Stored records:
/---

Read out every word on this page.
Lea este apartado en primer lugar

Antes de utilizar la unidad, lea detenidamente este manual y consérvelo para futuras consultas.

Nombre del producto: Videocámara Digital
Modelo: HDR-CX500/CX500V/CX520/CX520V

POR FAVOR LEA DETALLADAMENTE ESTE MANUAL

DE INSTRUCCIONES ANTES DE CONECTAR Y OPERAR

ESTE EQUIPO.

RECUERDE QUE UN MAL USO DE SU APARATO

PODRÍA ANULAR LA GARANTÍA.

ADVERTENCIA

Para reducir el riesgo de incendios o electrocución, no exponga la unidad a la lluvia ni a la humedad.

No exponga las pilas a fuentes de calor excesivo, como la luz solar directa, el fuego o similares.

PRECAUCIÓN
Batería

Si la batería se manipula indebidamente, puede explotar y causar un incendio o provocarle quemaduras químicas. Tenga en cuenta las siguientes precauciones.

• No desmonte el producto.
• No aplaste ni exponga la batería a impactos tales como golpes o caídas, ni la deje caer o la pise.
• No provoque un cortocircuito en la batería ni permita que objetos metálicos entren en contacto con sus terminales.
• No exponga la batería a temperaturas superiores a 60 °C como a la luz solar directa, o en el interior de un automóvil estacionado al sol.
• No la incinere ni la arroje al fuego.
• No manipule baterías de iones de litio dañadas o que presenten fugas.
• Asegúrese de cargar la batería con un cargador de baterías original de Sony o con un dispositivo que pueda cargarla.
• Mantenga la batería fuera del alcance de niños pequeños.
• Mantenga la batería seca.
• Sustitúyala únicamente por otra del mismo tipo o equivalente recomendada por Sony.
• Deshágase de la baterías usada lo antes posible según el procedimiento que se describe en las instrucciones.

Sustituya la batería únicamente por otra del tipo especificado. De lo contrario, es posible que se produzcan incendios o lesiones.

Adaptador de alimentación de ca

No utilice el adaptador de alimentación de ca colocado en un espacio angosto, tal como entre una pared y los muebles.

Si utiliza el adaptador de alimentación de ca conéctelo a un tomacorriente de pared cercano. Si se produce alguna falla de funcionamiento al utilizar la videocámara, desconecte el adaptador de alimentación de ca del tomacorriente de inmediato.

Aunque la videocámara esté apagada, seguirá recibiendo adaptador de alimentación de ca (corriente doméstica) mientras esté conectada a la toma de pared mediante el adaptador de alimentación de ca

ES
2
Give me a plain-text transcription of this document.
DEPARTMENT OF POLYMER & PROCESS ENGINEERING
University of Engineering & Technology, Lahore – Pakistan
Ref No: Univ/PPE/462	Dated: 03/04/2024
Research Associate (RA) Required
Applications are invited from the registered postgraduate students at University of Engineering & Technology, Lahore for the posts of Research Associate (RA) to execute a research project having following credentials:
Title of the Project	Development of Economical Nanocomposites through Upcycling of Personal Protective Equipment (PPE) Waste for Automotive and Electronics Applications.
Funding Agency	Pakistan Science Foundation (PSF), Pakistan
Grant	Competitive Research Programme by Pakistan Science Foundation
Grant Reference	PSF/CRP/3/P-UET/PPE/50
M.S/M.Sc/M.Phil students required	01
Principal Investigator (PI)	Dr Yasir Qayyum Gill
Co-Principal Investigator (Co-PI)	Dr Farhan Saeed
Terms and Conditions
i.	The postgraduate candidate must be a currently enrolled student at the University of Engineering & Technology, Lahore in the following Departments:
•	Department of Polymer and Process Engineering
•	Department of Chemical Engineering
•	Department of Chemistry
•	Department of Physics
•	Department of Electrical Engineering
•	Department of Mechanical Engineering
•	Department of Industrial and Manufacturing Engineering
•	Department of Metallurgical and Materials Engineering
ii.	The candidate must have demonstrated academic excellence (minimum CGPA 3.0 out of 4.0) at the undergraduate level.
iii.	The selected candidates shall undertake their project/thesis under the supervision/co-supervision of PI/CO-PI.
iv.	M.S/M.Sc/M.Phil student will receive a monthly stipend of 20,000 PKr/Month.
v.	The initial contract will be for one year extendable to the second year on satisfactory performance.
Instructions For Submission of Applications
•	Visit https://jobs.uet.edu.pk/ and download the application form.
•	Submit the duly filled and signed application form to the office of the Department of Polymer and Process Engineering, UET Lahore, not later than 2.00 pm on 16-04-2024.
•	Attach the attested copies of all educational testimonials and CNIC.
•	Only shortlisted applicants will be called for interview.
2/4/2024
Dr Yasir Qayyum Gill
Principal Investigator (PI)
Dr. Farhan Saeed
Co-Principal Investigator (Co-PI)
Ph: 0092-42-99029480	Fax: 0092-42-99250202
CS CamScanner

\---

Every line of the data above should be reproduced word for word.

Read out every word on this page.
Lea este apartado en primer lugar

Antes de utilizar la unidad, lea detenidamente este manual y consérvelo para futuras consultas.

Nombre del producto: Videocámara Digital
Modelo: HDR-CX500/CX500V/CX520/CX520V

POR FAVOR LEA DETALLADAMENTE ESTE MANUAL

DE INSTRUCCIONES ANTES DE CONECTAR Y OPERAR

ESTE EQUIPO.

RECUERDE QUE UN MAL USO DE SU APARATO

PODRÍA ANULAR LA GARANTÍA.

ADVERTENCIA

Para reducir el riesgo de incendios o electrocución, no exponga la unidad a la lluvia ni a la humedad.

No exponga las pilas a fuentes de calor excesivo, como la luz solar directa, el fuego o similares.

PRECAUCIÓN
Batería

Si la batería se manipula indebidamente, puede explotar y causar un incendio o provocarle quemaduras químicas. Tenga en cuenta las siguientes precauciones.

• No desmonte el producto.
• No aplaste ni exponga la batería a impactos tales como golpes o caídas, ni la deje caer o la pise.
• No provoque un cortocircuito en la batería ni permita que objetos metálicos entren en contacto con sus terminales.
• No exponga la batería a temperaturas superiores a 60 °C como a la luz solar directa, o en el interior de un automóvil estacionado al sol.
• No la incinere ni la arroje al fuego.
• No manipule baterías de iones de litio dañadas o que presenten fugas.
• Asegúrese de cargar la batería con un cargador de baterías original de Sony o con un dispositivo que pueda cargarla.
• Mantenga la batería fuera del alcance de niños pequeños.
• Mantenga la batería seca.
• Sustitúyala únicamente por otra del mismo tipo o equivalente recomendada por Sony.
• Deshágase de la baterías usada lo antes posible según el procedimiento que se describe en las instrucciones.

Sustituya la batería únicamente por otra del tipo especificado. De lo contrario, es posible que se produzcan incendios o lesiones.

Adaptador de alimentación de ca

No utilice el adaptador de alimentación de ca colocado en un espacio angosto, tal como entre una pared y los muebles.

Si utiliza el adaptador de alimentación de ca conéctelo a un tomacorriente de pared cercano. Si se produce alguna falla de funcionamiento al utilizar la videocámara, desconecte el adaptador de alimentación de ca del tomacorriente de inmediato.

Aunque la videocámara esté apagada, seguirá recibiendo adaptador de alimentación de ca (corriente doméstica) mientras esté conectada a la toma de pared mediante el adaptador de alimentación de ca

ES
2
Give me a plain-text transcription of this document.
DEPARTMENT OF POLYMER & PROCESS ENGINEERING
University of Engineering & Technology, Lahore – Pakistan
Ref No: Univ/PPE/462	Dated: 03/04/2024
Research Associate (RA) Required
Applications are invited from the registered postgraduate students at University of Engineering & Technology, Lahore for the posts of Research Associate (RA) to execute a research project having following credentials:
Title of the Project	Development of Economical Nanocomposites through Upcycling of Personal Protective Equipment (PPE) Waste for Automotive and Electronics Applications.
Funding Agency	Pakistan Science Foundation (PSF), Pakistan
Grant	Competitive Research Programme by Pakistan Science Foundation
Grant Reference	PSF/CRP/3/P-UET/PPE/50
M.S/M.Sc/M.Phil students required	01
Principal Investigator (PI)	Dr Yasir Qayyum Gill
Co-Principal Investigator (Co-PI)	Dr Farhan Saeed
Terms and Conditions
i.	The postgraduate candidate must be a currently enrolled student at the University of Engineering & Technology, Lahore in the following Departments:
•	Department of Polymer and Process Engineering
•	Department of Chemical Engineering
•	Department of Chemistry
•	Department of Physics
•	Department of Electrical Engineering
•	Department of Mechanical Engineering
•	Department of Industrial and Manufacturing Engineering
•	Department of Metallurgical and Materials Engineering
ii.	The candidate must have demonstrated academic excellence (minimum CGPA 3.0 out of 4.0) at the undergraduate level.
iii.	The selected candidates shall undertake their project/thesis under the supervision/co-supervision of PI/CO-PI.
iv.	M.S/M.Sc/M.Phil student will receive a monthly stipend of 20,000 PKr/Month.
v.	The initial contract will be for one year extendable to the second year on satisfactory performance.
Instructions For Submission of Applications
•	Visit https://jobs.uet.edu.pk/ and download the application form.
•	Submit the duly filled and signed application form to the office of the Department of Polymer and Process Engineering, UET Lahore, not later than 2.00 pm on 16-04-2024.
•	Attach the attested copies of all educational testimonials and CNIC.
•	Only shortlisted applicants will be called for interview.
2/4/2024
Dr Yasir Qayyum Gill
Principal Investigator (PI)
Dr. Farhan Saeed
Co-Principal Investigator (Co-PI)
Ph: 0092-42-99029480	Fax: 0092-42-99250202
CS CamScanner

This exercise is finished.